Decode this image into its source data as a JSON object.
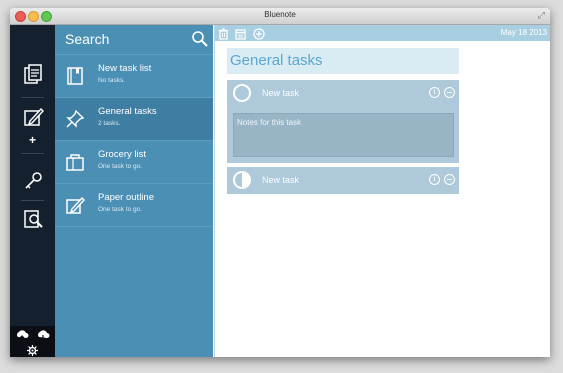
{
  "window": {
    "title": "Bluenote"
  },
  "sidebar": {
    "icons": [
      {
        "name": "notes-icon"
      },
      {
        "name": "edit-icon"
      },
      {
        "name": "add-icon"
      },
      {
        "name": "key-icon"
      },
      {
        "name": "search-doc-icon"
      }
    ],
    "bottom_icons": [
      {
        "name": "cloud-upload-icon"
      },
      {
        "name": "cloud-download-icon"
      },
      {
        "name": "settings-gear-icon"
      }
    ]
  },
  "list": {
    "search_label": "Search",
    "items": [
      {
        "title": "New task list",
        "subtitle": "No tasks.",
        "icon": "book-icon",
        "active": false
      },
      {
        "title": "General tasks",
        "subtitle": "2 tasks.",
        "icon": "pin-icon",
        "active": true
      },
      {
        "title": "Grocery list",
        "subtitle": "One task to go.",
        "icon": "bag-icon",
        "active": false
      },
      {
        "title": "Paper outline",
        "subtitle": "One task to go.",
        "icon": "pencil-icon",
        "active": false
      }
    ]
  },
  "toolbar": {
    "date": "May 18 2013",
    "icons": [
      "trash-icon",
      "calendar-icon",
      "add-circle-icon"
    ]
  },
  "main": {
    "group_title": "General tasks",
    "tasks": [
      {
        "title": "New task",
        "notes_placeholder": "Notes for this task",
        "expanded": true,
        "progress": 0
      },
      {
        "title": "New task",
        "expanded": false,
        "progress": 0.5
      }
    ]
  }
}
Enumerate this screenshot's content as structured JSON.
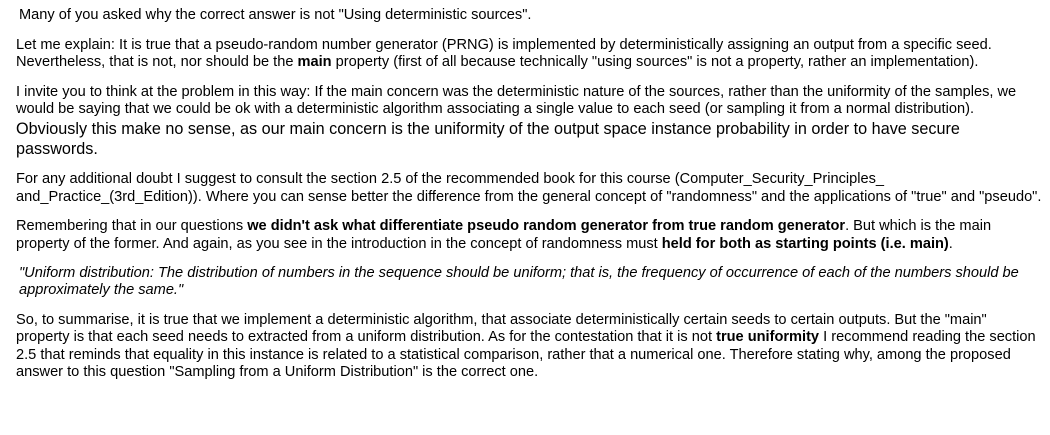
{
  "paragraphs": {
    "p1": {
      "text": "Many of you asked why the correct answer is not \"Using deterministic sources\"."
    },
    "p2": {
      "a": "Let me explain: It is true that a pseudo-random number generator (PRNG) is implemented by deterministically assigning an output from a specific seed. Nevertheless, that is not, nor should be the ",
      "b": "main",
      "c": " property (first of all because technically \"using sources\" is not a property, rather an implementation)."
    },
    "p3": {
      "a": "I invite you to think at the problem in this way: If the main concern was the deterministic nature of the sources, rather than the uniformity of the samples, we would be saying that we could be ok with a deterministic algorithm associating a single value to each seed (or sampling it from a normal distribution). ",
      "b": "Obviously this make no sense, as our main concern is the uniformity of the output space instance probability in order to have secure passwords."
    },
    "p4": {
      "a": "For any additional doubt I suggest to consult the section 2.5 of the recommended book for this course (Computer_Security_Principles_",
      "b": "and_Practice_(3rd_Edition)). Where you can sense better the difference from the general concept of \"randomness\" and the applications of \"true\" and \"pseudo\"."
    },
    "p5": {
      "a": "Remembering that in our questions ",
      "b": "we didn't ask what differentiate pseudo random generator from true random generator",
      "c": ". But which is the main property of the former. And again, as you see in the introduction in the concept of randomness must ",
      "d": "held for both as starting points (i.e. main)",
      "e": "."
    },
    "p6": {
      "text": "\"Uniform distribution: The distribution of numbers in the sequence should be uniform; that is, the frequency of occurrence of each of the numbers should be approximately the same.\""
    },
    "p7": {
      "a": "So, to summarise, it is true that we implement a deterministic algorithm, that associate deterministically certain seeds to certain outputs. But the \"main\" property is that each seed needs to extracted from a uniform distribution. As for the contestation that it is not ",
      "b": "true uniformity",
      "c": " I recommend reading the section 2.5 that reminds that equality in this instance is related to a statistical comparison, rather that a numerical one. Therefore stating why, among the proposed answer to this question \"Sampling from a Uniform Distribution\" is the correct one."
    }
  }
}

• Written task: Without the pictures, write out every entry precisely as it appears.

• Written solution:
Decode this image into its source data as a JSON object.
{
  "window": {
    "title": "Bluenote"
  },
  "sidebar": {
    "icons": [
      {
        "name": "notes-icon"
      },
      {
        "name": "edit-icon"
      },
      {
        "name": "add-icon"
      },
      {
        "name": "key-icon"
      },
      {
        "name": "search-doc-icon"
      }
    ],
    "bottom_icons": [
      {
        "name": "cloud-upload-icon"
      },
      {
        "name": "cloud-download-icon"
      },
      {
        "name": "settings-gear-icon"
      }
    ]
  },
  "list": {
    "search_label": "Search",
    "items": [
      {
        "title": "New task list",
        "subtitle": "No tasks.",
        "icon": "book-icon",
        "active": false
      },
      {
        "title": "General tasks",
        "subtitle": "2 tasks.",
        "icon": "pin-icon",
        "active": true
      },
      {
        "title": "Grocery list",
        "subtitle": "One task to go.",
        "icon": "bag-icon",
        "active": false
      },
      {
        "title": "Paper outline",
        "subtitle": "One task to go.",
        "icon": "pencil-icon",
        "active": false
      }
    ]
  },
  "toolbar": {
    "date": "May 18 2013",
    "icons": [
      "trash-icon",
      "calendar-icon",
      "add-circle-icon"
    ]
  },
  "main": {
    "group_title": "General tasks",
    "tasks": [
      {
        "title": "New task",
        "notes_placeholder": "Notes for this task",
        "expanded": true,
        "progress": 0
      },
      {
        "title": "New task",
        "expanded": false,
        "progress": 0.5
      }
    ]
  }
}
Enumerate this screenshot's content as structured JSON.
{
  "paragraphs": {
    "p1": {
      "text": "Many of you asked why the correct answer is not \"Using deterministic sources\"."
    },
    "p2": {
      "a": "Let me explain: It is true that a pseudo-random number generator (PRNG) is implemented by deterministically assigning an output from a specific seed. Nevertheless, that is not, nor should be the ",
      "b": "main",
      "c": " property (first of all because technically \"using sources\" is not a property, rather an implementation)."
    },
    "p3": {
      "a": "I invite you to think at the problem in this way: If the main concern was the deterministic nature of the sources, rather than the uniformity of the samples, we would be saying that we could be ok with a deterministic algorithm associating a single value to each seed (or sampling it from a normal distribution). ",
      "b": "Obviously this make no sense, as our main concern is the uniformity of the output space instance probability in order to have secure passwords."
    },
    "p4": {
      "a": "For any additional doubt I suggest to consult the section 2.5 of the recommended book for this course (Computer_Security_Principles_",
      "b": "and_Practice_(3rd_Edition)). Where you can sense better the difference from the general concept of \"randomness\" and the applications of \"true\" and \"pseudo\"."
    },
    "p5": {
      "a": "Remembering that in our questions ",
      "b": "we didn't ask what differentiate pseudo random generator from true random generator",
      "c": ". But which is the main property of the former. And again, as you see in the introduction in the concept of randomness must ",
      "d": "held for both as starting points (i.e. main)",
      "e": "."
    },
    "p6": {
      "text": "\"Uniform distribution: The distribution of numbers in the sequence should be uniform; that is, the frequency of occurrence of each of the numbers should be approximately the same.\""
    },
    "p7": {
      "a": "So, to summarise, it is true that we implement a deterministic algorithm, that associate deterministically certain seeds to certain outputs. But the \"main\" property is that each seed needs to extracted from a uniform distribution. As for the contestation that it is not ",
      "b": "true uniformity",
      "c": " I recommend reading the section 2.5 that reminds that equality in this instance is related to a statistical comparison, rather that a numerical one. Therefore stating why, among the proposed answer to this question \"Sampling from a Uniform Distribution\" is the correct one."
    }
  }
}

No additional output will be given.